What you should do: Without altering anything, repeat each of the records.

═════ Listed records

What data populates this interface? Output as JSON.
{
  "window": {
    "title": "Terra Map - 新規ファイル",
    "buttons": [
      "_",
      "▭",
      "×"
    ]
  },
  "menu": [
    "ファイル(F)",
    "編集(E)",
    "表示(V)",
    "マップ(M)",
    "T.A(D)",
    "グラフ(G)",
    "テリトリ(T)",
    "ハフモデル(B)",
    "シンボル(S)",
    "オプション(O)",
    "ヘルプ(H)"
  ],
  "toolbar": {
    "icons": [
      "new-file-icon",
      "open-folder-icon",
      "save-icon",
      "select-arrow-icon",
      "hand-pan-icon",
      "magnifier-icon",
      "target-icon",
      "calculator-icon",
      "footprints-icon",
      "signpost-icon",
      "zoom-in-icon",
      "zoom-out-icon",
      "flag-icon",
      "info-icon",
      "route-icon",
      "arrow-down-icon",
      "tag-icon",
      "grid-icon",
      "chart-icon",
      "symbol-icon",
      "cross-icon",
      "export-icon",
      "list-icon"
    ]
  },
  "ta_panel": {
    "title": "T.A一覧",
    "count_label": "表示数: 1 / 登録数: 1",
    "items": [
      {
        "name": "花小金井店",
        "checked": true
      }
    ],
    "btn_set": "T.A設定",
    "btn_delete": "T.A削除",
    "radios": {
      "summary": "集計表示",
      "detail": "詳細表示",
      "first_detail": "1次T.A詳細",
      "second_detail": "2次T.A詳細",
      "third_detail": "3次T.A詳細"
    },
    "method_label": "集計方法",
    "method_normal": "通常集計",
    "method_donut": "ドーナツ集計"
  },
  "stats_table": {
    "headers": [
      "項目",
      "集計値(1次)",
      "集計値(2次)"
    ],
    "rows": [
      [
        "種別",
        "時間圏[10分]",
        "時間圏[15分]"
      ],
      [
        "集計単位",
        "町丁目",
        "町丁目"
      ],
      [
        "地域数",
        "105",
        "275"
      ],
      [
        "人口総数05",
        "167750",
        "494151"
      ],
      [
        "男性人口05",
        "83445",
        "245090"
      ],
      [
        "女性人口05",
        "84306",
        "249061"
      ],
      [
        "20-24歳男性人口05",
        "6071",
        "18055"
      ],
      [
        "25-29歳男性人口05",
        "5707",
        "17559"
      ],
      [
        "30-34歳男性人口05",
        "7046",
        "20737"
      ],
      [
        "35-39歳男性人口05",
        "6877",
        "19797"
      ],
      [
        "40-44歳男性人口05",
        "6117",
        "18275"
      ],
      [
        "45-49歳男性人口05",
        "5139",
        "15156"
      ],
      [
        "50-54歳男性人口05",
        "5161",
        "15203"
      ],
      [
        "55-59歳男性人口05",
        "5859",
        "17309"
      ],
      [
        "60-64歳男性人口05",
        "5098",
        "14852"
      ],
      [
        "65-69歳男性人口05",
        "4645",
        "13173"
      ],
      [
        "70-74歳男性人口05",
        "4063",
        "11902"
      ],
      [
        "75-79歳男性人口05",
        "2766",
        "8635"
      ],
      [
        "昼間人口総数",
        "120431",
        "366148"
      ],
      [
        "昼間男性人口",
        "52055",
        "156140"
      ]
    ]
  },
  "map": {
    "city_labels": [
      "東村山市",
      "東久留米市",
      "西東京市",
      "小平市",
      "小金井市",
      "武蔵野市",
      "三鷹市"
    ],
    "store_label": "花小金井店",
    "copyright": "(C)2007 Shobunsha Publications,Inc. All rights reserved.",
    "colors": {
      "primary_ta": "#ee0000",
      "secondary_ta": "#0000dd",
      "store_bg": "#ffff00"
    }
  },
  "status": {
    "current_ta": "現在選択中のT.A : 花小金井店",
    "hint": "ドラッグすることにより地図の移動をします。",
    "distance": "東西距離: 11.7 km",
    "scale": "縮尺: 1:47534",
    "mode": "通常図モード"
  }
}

══════════

Solution for this exercise:
What data populates this interface? Output as JSON.
{
  "window": {
    "title": "Terra Map - 新規ファイル",
    "buttons": [
      "_",
      "▭",
      "×"
    ]
  },
  "menu": [
    "ファイル(F)",
    "編集(E)",
    "表示(V)",
    "マップ(M)",
    "T.A(D)",
    "グラフ(G)",
    "テリトリ(T)",
    "ハフモデル(B)",
    "シンボル(S)",
    "オプション(O)",
    "ヘルプ(H)"
  ],
  "toolbar": {
    "icons": [
      "new-file-icon",
      "open-folder-icon",
      "save-icon",
      "select-arrow-icon",
      "hand-pan-icon",
      "magnifier-icon",
      "target-icon",
      "calculator-icon",
      "footprints-icon",
      "signpost-icon",
      "zoom-in-icon",
      "zoom-out-icon",
      "flag-icon",
      "info-icon",
      "route-icon",
      "arrow-down-icon",
      "tag-icon",
      "grid-icon",
      "chart-icon",
      "symbol-icon",
      "cross-icon",
      "export-icon",
      "list-icon"
    ]
  },
  "ta_panel": {
    "title": "T.A一覧",
    "count_label": "表示数: 1 / 登録数: 1",
    "items": [
      {
        "name": "花小金井店",
        "checked": true
      }
    ],
    "btn_set": "T.A設定",
    "btn_delete": "T.A削除",
    "radios": {
      "summary": "集計表示",
      "detail": "詳細表示",
      "first_detail": "1次T.A詳細",
      "second_detail": "2次T.A詳細",
      "third_detail": "3次T.A詳細"
    },
    "method_label": "集計方法",
    "method_normal": "通常集計",
    "method_donut": "ドーナツ集計"
  },
  "stats_table": {
    "headers": [
      "項目",
      "集計値(1次)",
      "集計値(2次)"
    ],
    "rows": [
      [
        "種別",
        "時間圏[10分]",
        "時間圏[15分]"
      ],
      [
        "集計単位",
        "町丁目",
        "町丁目"
      ],
      [
        "地域数",
        "105",
        "275"
      ],
      [
        "人口総数05",
        "167750",
        "494151"
      ],
      [
        "男性人口05",
        "83445",
        "245090"
      ],
      [
        "女性人口05",
        "84306",
        "249061"
      ],
      [
        "20-24歳男性人口05",
        "6071",
        "18055"
      ],
      [
        "25-29歳男性人口05",
        "5707",
        "17559"
      ],
      [
        "30-34歳男性人口05",
        "7046",
        "20737"
      ],
      [
        "35-39歳男性人口05",
        "6877",
        "19797"
      ],
      [
        "40-44歳男性人口05",
        "6117",
        "18275"
      ],
      [
        "45-49歳男性人口05",
        "5139",
        "15156"
      ],
      [
        "50-54歳男性人口05",
        "5161",
        "15203"
      ],
      [
        "55-59歳男性人口05",
        "5859",
        "17309"
      ],
      [
        "60-64歳男性人口05",
        "5098",
        "14852"
      ],
      [
        "65-69歳男性人口05",
        "4645",
        "13173"
      ],
      [
        "70-74歳男性人口05",
        "4063",
        "11902"
      ],
      [
        "75-79歳男性人口05",
        "2766",
        "8635"
      ],
      [
        "昼間人口総数",
        "120431",
        "366148"
      ],
      [
        "昼間男性人口",
        "52055",
        "156140"
      ]
    ]
  },
  "map": {
    "city_labels": [
      "東村山市",
      "東久留米市",
      "西東京市",
      "小平市",
      "小金井市",
      "武蔵野市",
      "三鷹市"
    ],
    "store_label": "花小金井店",
    "copyright": "(C)2007 Shobunsha Publications,Inc. All rights reserved.",
    "colors": {
      "primary_ta": "#ee0000",
      "secondary_ta": "#0000dd",
      "store_bg": "#ffff00"
    }
  },
  "status": {
    "current_ta": "現在選択中のT.A : 花小金井店",
    "hint": "ドラッグすることにより地図の移動をします。",
    "distance": "東西距離: 11.7 km",
    "scale": "縮尺: 1:47534",
    "mode": "通常図モード"
  }
}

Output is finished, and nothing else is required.